## Instruction
Output each line of the material exactly as it stands.

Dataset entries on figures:
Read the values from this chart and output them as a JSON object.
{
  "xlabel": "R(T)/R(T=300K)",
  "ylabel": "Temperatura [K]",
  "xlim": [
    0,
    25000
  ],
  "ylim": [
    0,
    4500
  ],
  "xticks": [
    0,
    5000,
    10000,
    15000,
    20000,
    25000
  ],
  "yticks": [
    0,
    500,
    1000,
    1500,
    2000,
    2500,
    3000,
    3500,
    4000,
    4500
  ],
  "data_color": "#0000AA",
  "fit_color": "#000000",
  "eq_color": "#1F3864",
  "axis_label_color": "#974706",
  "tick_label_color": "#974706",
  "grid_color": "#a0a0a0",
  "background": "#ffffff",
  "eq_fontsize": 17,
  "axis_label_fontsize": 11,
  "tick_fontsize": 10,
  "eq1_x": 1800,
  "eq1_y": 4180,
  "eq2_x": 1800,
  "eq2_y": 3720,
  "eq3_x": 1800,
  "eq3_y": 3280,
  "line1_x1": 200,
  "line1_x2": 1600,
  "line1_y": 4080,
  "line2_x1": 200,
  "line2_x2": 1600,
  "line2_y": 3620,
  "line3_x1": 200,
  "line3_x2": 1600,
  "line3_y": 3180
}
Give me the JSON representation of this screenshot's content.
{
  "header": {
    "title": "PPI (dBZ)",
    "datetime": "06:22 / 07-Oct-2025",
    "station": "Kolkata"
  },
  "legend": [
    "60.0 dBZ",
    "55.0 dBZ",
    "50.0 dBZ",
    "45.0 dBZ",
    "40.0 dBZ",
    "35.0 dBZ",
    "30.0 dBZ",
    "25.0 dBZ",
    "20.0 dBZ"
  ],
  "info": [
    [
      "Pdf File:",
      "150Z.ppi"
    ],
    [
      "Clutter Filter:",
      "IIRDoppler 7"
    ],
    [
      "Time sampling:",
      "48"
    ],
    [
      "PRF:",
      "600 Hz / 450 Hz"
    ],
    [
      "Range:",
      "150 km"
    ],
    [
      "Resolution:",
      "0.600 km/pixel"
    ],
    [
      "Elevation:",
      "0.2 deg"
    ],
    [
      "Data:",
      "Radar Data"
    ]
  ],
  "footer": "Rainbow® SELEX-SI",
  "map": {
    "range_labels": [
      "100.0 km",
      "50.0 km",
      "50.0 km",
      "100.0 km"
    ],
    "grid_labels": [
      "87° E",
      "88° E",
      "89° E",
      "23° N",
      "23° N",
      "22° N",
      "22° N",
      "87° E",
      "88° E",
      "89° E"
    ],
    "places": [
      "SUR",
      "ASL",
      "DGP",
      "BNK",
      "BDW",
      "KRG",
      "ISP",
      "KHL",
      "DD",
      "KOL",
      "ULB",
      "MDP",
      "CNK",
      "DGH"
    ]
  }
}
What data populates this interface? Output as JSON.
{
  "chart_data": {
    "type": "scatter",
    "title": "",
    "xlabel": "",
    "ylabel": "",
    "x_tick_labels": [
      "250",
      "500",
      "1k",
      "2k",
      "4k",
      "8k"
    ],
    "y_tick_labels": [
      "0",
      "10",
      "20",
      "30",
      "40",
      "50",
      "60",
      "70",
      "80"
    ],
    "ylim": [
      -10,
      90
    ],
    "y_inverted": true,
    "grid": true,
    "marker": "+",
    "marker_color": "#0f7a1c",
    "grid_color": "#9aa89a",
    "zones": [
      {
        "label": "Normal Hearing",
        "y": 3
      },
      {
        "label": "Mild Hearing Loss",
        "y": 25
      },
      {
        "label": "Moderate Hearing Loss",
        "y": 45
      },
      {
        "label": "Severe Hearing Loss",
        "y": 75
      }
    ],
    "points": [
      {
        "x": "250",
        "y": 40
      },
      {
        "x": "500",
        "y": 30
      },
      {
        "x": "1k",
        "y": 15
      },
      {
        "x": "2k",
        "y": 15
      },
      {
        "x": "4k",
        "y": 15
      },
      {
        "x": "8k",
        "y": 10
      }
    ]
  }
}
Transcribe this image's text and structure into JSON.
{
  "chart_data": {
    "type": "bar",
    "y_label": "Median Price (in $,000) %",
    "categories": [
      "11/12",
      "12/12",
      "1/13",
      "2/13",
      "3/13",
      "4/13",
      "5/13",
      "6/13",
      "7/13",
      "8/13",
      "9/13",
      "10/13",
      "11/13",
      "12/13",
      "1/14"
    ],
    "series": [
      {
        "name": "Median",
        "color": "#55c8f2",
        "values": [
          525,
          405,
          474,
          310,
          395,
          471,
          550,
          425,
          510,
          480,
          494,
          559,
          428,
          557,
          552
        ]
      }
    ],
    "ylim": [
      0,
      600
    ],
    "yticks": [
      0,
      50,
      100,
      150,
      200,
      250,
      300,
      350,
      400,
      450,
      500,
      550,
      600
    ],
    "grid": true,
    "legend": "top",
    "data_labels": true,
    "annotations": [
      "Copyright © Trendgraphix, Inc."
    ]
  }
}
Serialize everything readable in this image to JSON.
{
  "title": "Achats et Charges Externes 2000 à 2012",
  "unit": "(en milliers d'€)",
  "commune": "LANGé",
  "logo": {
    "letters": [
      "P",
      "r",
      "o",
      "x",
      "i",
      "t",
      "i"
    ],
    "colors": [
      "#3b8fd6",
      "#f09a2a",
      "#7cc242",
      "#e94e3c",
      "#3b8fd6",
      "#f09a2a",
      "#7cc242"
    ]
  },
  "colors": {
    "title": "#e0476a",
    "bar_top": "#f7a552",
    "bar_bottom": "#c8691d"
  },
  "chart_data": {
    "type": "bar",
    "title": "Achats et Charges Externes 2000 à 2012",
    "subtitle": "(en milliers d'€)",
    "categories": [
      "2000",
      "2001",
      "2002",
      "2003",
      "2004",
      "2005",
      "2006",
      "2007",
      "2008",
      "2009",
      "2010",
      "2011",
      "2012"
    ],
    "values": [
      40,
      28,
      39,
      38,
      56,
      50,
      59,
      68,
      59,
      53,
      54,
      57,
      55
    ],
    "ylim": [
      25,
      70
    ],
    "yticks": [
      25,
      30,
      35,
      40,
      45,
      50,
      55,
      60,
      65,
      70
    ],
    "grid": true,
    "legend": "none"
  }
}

## Task result
Read the values from this chart and output them as a JSON object.
{
  "xlabel": "R(T)/R(T=300K)",
  "ylabel": "Temperatura [K]",
  "xlim": [
    0,
    25000
  ],
  "ylim": [
    0,
    4500
  ],
  "xticks": [
    0,
    5000,
    10000,
    15000,
    20000,
    25000
  ],
  "yticks": [
    0,
    500,
    1000,
    1500,
    2000,
    2500,
    3000,
    3500,
    4000,
    4500
  ],
  "data_color": "#0000AA",
  "fit_color": "#000000",
  "eq_color": "#1F3864",
  "axis_label_color": "#974706",
  "tick_label_color": "#974706",
  "grid_color": "#a0a0a0",
  "background": "#ffffff",
  "eq_fontsize": 17,
  "axis_label_fontsize": 11,
  "tick_fontsize": 10,
  "eq1_x": 1800,
  "eq1_y": 4180,
  "eq2_x": 1800,
  "eq2_y": 3720,
  "eq3_x": 1800,
  "eq3_y": 3280,
  "line1_x1": 200,
  "line1_x2": 1600,
  "line1_y": 4080,
  "line2_x1": 200,
  "line2_x2": 1600,
  "line2_y": 3620,
  "line3_x1": 200,
  "line3_x2": 1600,
  "line3_y": 3180
}
Give me the JSON representation of this screenshot's content.
{
  "header": {
    "title": "PPI (dBZ)",
    "datetime": "06:22 / 07-Oct-2025",
    "station": "Kolkata"
  },
  "legend": [
    "60.0 dBZ",
    "55.0 dBZ",
    "50.0 dBZ",
    "45.0 dBZ",
    "40.0 dBZ",
    "35.0 dBZ",
    "30.0 dBZ",
    "25.0 dBZ",
    "20.0 dBZ"
  ],
  "info": [
    [
      "Pdf File:",
      "150Z.ppi"
    ],
    [
      "Clutter Filter:",
      "IIRDoppler 7"
    ],
    [
      "Time sampling:",
      "48"
    ],
    [
      "PRF:",
      "600 Hz / 450 Hz"
    ],
    [
      "Range:",
      "150 km"
    ],
    [
      "Resolution:",
      "0.600 km/pixel"
    ],
    [
      "Elevation:",
      "0.2 deg"
    ],
    [
      "Data:",
      "Radar Data"
    ]
  ],
  "footer": "Rainbow® SELEX-SI",
  "map": {
    "range_labels": [
      "100.0 km",
      "50.0 km",
      "50.0 km",
      "100.0 km"
    ],
    "grid_labels": [
      "87° E",
      "88° E",
      "89° E",
      "23° N",
      "23° N",
      "22° N",
      "22° N",
      "87° E",
      "88° E",
      "89° E"
    ],
    "places": [
      "SUR",
      "ASL",
      "DGP",
      "BNK",
      "BDW",
      "KRG",
      "ISP",
      "KHL",
      "DD",
      "KOL",
      "ULB",
      "MDP",
      "CNK",
      "DGH"
    ]
  }
}
What data populates this interface? Output as JSON.
{
  "chart_data": {
    "type": "scatter",
    "title": "",
    "xlabel": "",
    "ylabel": "",
    "x_tick_labels": [
      "250",
      "500",
      "1k",
      "2k",
      "4k",
      "8k"
    ],
    "y_tick_labels": [
      "0",
      "10",
      "20",
      "30",
      "40",
      "50",
      "60",
      "70",
      "80"
    ],
    "ylim": [
      -10,
      90
    ],
    "y_inverted": true,
    "grid": true,
    "marker": "+",
    "marker_color": "#0f7a1c",
    "grid_color": "#9aa89a",
    "zones": [
      {
        "label": "Normal Hearing",
        "y": 3
      },
      {
        "label": "Mild Hearing Loss",
        "y": 25
      },
      {
        "label": "Moderate Hearing Loss",
        "y": 45
      },
      {
        "label": "Severe Hearing Loss",
        "y": 75
      }
    ],
    "points": [
      {
        "x": "250",
        "y": 40
      },
      {
        "x": "500",
        "y": 30
      },
      {
        "x": "1k",
        "y": 15
      },
      {
        "x": "2k",
        "y": 15
      },
      {
        "x": "4k",
        "y": 15
      },
      {
        "x": "8k",
        "y": 10
      }
    ]
  }
}
Transcribe this image's text and structure into JSON.
{
  "chart_data": {
    "type": "bar",
    "y_label": "Median Price (in $,000) %",
    "categories": [
      "11/12",
      "12/12",
      "1/13",
      "2/13",
      "3/13",
      "4/13",
      "5/13",
      "6/13",
      "7/13",
      "8/13",
      "9/13",
      "10/13",
      "11/13",
      "12/13",
      "1/14"
    ],
    "series": [
      {
        "name": "Median",
        "color": "#55c8f2",
        "values": [
          525,
          405,
          474,
          310,
          395,
          471,
          550,
          425,
          510,
          480,
          494,
          559,
          428,
          557,
          552
        ]
      }
    ],
    "ylim": [
      0,
      600
    ],
    "yticks": [
      0,
      50,
      100,
      150,
      200,
      250,
      300,
      350,
      400,
      450,
      500,
      550,
      600
    ],
    "grid": true,
    "legend": "top",
    "data_labels": true,
    "annotations": [
      "Copyright © Trendgraphix, Inc."
    ]
  }
}
Serialize everything readable in this image to JSON.
{
  "title": "Achats et Charges Externes 2000 à 2012",
  "unit": "(en milliers d'€)",
  "commune": "LANGé",
  "logo": {
    "letters": [
      "P",
      "r",
      "o",
      "x",
      "i",
      "t",
      "i"
    ],
    "colors": [
      "#3b8fd6",
      "#f09a2a",
      "#7cc242",
      "#e94e3c",
      "#3b8fd6",
      "#f09a2a",
      "#7cc242"
    ]
  },
  "colors": {
    "title": "#e0476a",
    "bar_top": "#f7a552",
    "bar_bottom": "#c8691d"
  },
  "chart_data": {
    "type": "bar",
    "title": "Achats et Charges Externes 2000 à 2012",
    "subtitle": "(en milliers d'€)",
    "categories": [
      "2000",
      "2001",
      "2002",
      "2003",
      "2004",
      "2005",
      "2006",
      "2007",
      "2008",
      "2009",
      "2010",
      "2011",
      "2012"
    ],
    "values": [
      40,
      28,
      39,
      38,
      56,
      50,
      59,
      68,
      59,
      53,
      54,
      57,
      55
    ],
    "ylim": [
      25,
      70
    ],
    "yticks": [
      25,
      30,
      35,
      40,
      45,
      50,
      55,
      60,
      65,
      70
    ],
    "grid": true,
    "legend": "none"
  }
}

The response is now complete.